Start Record set

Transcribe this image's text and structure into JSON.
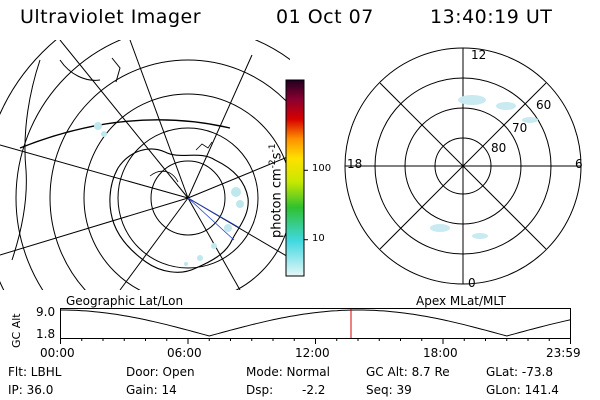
{
  "header": {
    "title": "Ultraviolet Imager",
    "date": "01 Oct 07",
    "time": "13:40:19 UT"
  },
  "colorbar": {
    "unit_main": "photon cm",
    "unit_exp1": "-2",
    "unit_s": "s",
    "unit_exp2": "-1",
    "tick_labels": [
      "100",
      "10"
    ],
    "tick_values": [
      100,
      10
    ],
    "range": [
      3,
      2000
    ]
  },
  "polar_plot": {
    "mlt_labels": {
      "top": "12",
      "left": "18",
      "right": "6",
      "bottom": "0"
    },
    "lat_labels": [
      "60",
      "70",
      "80"
    ]
  },
  "timeline": {
    "left_title": "Geographic Lat/Lon",
    "right_title": "Apex MLat/MLT",
    "y_axis_label": "GC Alt",
    "y_ticks": [
      "9.0",
      "1.8"
    ],
    "x_ticks": [
      "00:00",
      "06:00",
      "12:00",
      "18:00",
      "23:59"
    ],
    "current_time_hours": 13.67
  },
  "footer": {
    "flt": "Flt: LBHL",
    "ip": "IP: 36.0",
    "door": "Door: Open",
    "gain": "Gain: 14",
    "mode": "Mode: Normal",
    "dsp": "Dsp:",
    "dsp_value": "-2.2",
    "gc_alt": "GC Alt: 8.7 Re",
    "seq": "Seq: 39",
    "glat": "GLat: -73.8",
    "glon": "GLon: 141.4"
  },
  "colors": {
    "accent_marker": "#e00000"
  }
}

End Record set

=== Challenge ===
All entries must be written out again exactly as given, with no pictures in the copy.

=== Finished exercise ===
Transcribe this image's text and structure into JSON.
{
  "header": {
    "title": "Ultraviolet Imager",
    "date": "01 Oct 07",
    "time": "13:40:19 UT"
  },
  "colorbar": {
    "unit_main": "photon cm",
    "unit_exp1": "-2",
    "unit_s": "s",
    "unit_exp2": "-1",
    "tick_labels": [
      "100",
      "10"
    ],
    "tick_values": [
      100,
      10
    ],
    "range": [
      3,
      2000
    ]
  },
  "polar_plot": {
    "mlt_labels": {
      "top": "12",
      "left": "18",
      "right": "6",
      "bottom": "0"
    },
    "lat_labels": [
      "60",
      "70",
      "80"
    ]
  },
  "timeline": {
    "left_title": "Geographic Lat/Lon",
    "right_title": "Apex MLat/MLT",
    "y_axis_label": "GC Alt",
    "y_ticks": [
      "9.0",
      "1.8"
    ],
    "x_ticks": [
      "00:00",
      "06:00",
      "12:00",
      "18:00",
      "23:59"
    ],
    "current_time_hours": 13.67
  },
  "footer": {
    "flt": "Flt: LBHL",
    "ip": "IP: 36.0",
    "door": "Door: Open",
    "gain": "Gain: 14",
    "mode": "Mode: Normal",
    "dsp": "Dsp:",
    "dsp_value": "-2.2",
    "gc_alt": "GC Alt: 8.7 Re",
    "seq": "Seq: 39",
    "glat": "GLat: -73.8",
    "glon": "GLon: 141.4"
  },
  "colors": {
    "accent_marker": "#e00000"
  }
}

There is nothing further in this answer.